## Task material
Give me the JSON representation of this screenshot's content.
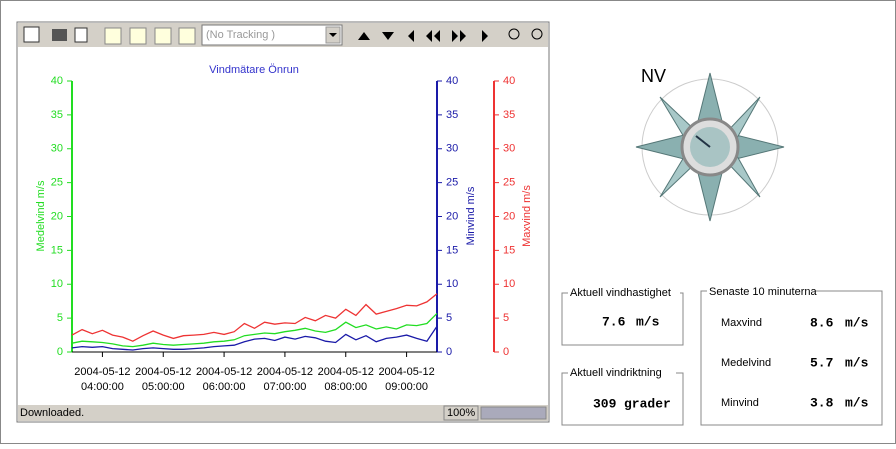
{
  "toolbar": {
    "tracking": "(No Tracking )"
  },
  "chart_data": {
    "type": "line",
    "title": "Vindmätare Önrun",
    "x": [
      "2004-05-12 03:30:00",
      "2004-05-12 03:40:00",
      "2004-05-12 03:50:00",
      "2004-05-12 04:00:00",
      "2004-05-12 04:10:00",
      "2004-05-12 04:20:00",
      "2004-05-12 04:30:00",
      "2004-05-12 04:40:00",
      "2004-05-12 04:50:00",
      "2004-05-12 05:00:00",
      "2004-05-12 05:10:00",
      "2004-05-12 05:20:00",
      "2004-05-12 05:30:00",
      "2004-05-12 05:40:00",
      "2004-05-12 05:50:00",
      "2004-05-12 06:00:00",
      "2004-05-12 06:10:00",
      "2004-05-12 06:20:00",
      "2004-05-12 06:30:00",
      "2004-05-12 06:40:00",
      "2004-05-12 06:50:00",
      "2004-05-12 07:00:00",
      "2004-05-12 07:10:00",
      "2004-05-12 07:20:00",
      "2004-05-12 07:30:00",
      "2004-05-12 07:40:00",
      "2004-05-12 07:50:00",
      "2004-05-12 08:00:00",
      "2004-05-12 08:10:00",
      "2004-05-12 08:20:00",
      "2004-05-12 08:30:00",
      "2004-05-12 08:40:00",
      "2004-05-12 08:50:00",
      "2004-05-12 09:00:00",
      "2004-05-12 09:10:00",
      "2004-05-12 09:20:00",
      "2004-05-12 09:30:00"
    ],
    "xlim": [
      "2004-05-12 03:30:00",
      "2004-05-12 09:30:00"
    ],
    "xticks": [
      {
        "value": "2004-05-12 04:00:00",
        "label": "2004-05-12 04:00:00"
      },
      {
        "value": "2004-05-12 05:00:00",
        "label": "2004-05-12 05:00:00"
      },
      {
        "value": "2004-05-12 06:00:00",
        "label": "2004-05-12 06:00:00"
      },
      {
        "value": "2004-05-12 07:00:00",
        "label": "2004-05-12 07:00:00"
      },
      {
        "value": "2004-05-12 08:00:00",
        "label": "2004-05-12 08:00:00"
      },
      {
        "value": "2004-05-12 09:00:00",
        "label": "2004-05-12 09:00:00"
      }
    ],
    "ylabel": "Medelvind m/s",
    "y2label": "Minvind m/s",
    "y3label": "Maxvind m/s",
    "ylim": [
      0,
      40
    ],
    "yticks": [
      0,
      5,
      10,
      15,
      20,
      25,
      30,
      35,
      40
    ],
    "y2lim": [
      0,
      40
    ],
    "y2ticks": [
      0,
      5,
      10,
      15,
      20,
      25,
      30,
      35,
      40
    ],
    "y3lim": [
      0,
      40
    ],
    "y3ticks": [
      0,
      5,
      10,
      15,
      20,
      25,
      30,
      35,
      40
    ],
    "series": [
      {
        "name": "Medelvind",
        "color": "#22dd22",
        "axis": "y",
        "values": [
          1.3,
          1.6,
          1.5,
          1.4,
          1.2,
          0.9,
          0.8,
          1.0,
          1.3,
          1.1,
          1.0,
          1.1,
          1.2,
          1.3,
          1.5,
          1.6,
          1.8,
          2.4,
          2.6,
          2.8,
          2.7,
          3.0,
          3.2,
          3.5,
          3.1,
          2.9,
          3.3,
          4.4,
          3.6,
          4.0,
          3.4,
          3.7,
          3.4,
          4.0,
          3.9,
          4.2,
          5.7
        ]
      },
      {
        "name": "Minvind",
        "color": "#1a1aa8",
        "axis": "y2",
        "values": [
          0.6,
          0.8,
          0.7,
          0.8,
          0.5,
          0.4,
          0.3,
          0.5,
          0.6,
          0.5,
          0.4,
          0.4,
          0.5,
          0.6,
          0.8,
          0.9,
          1.0,
          1.5,
          1.9,
          2.0,
          1.7,
          2.2,
          1.9,
          2.3,
          2.1,
          1.6,
          1.4,
          2.6,
          1.8,
          2.4,
          1.5,
          2.0,
          2.2,
          2.5,
          2.0,
          1.6,
          3.8
        ]
      },
      {
        "name": "Maxvind",
        "color": "#ee3333",
        "axis": "y3",
        "values": [
          2.5,
          3.3,
          2.7,
          3.2,
          2.5,
          2.2,
          1.6,
          2.4,
          3.1,
          2.5,
          2.0,
          2.4,
          2.5,
          2.6,
          2.9,
          2.6,
          3.0,
          4.2,
          3.5,
          4.4,
          4.1,
          4.3,
          4.2,
          5.1,
          4.6,
          5.4,
          5.0,
          6.3,
          5.4,
          7.0,
          5.6,
          6.0,
          6.4,
          6.9,
          6.8,
          7.4,
          8.6
        ]
      }
    ]
  },
  "status": {
    "message": "Downloaded.",
    "zoom": "100%"
  },
  "compass": {
    "direction": "NV"
  },
  "speed": {
    "title": "Aktuell vindhastighet",
    "value": "7.6",
    "unit": "m/s"
  },
  "direction": {
    "title": "Aktuell vindriktning",
    "value": "309",
    "unit": "grader"
  },
  "last10": {
    "title": "Senaste 10 minuterna",
    "rows": [
      {
        "label": "Maxvind",
        "value": "8.6",
        "unit": "m/s"
      },
      {
        "label": "Medelvind",
        "value": "5.7",
        "unit": "m/s"
      },
      {
        "label": "Minvind",
        "value": "3.8",
        "unit": "m/s"
      }
    ]
  }
}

## Objective
Scan the material line by line and report each one that contains "Minvind".

## Completed exercise
    "y2label": "Minvind m/s",
        "name": "Minvind",
        "label": "Minvind",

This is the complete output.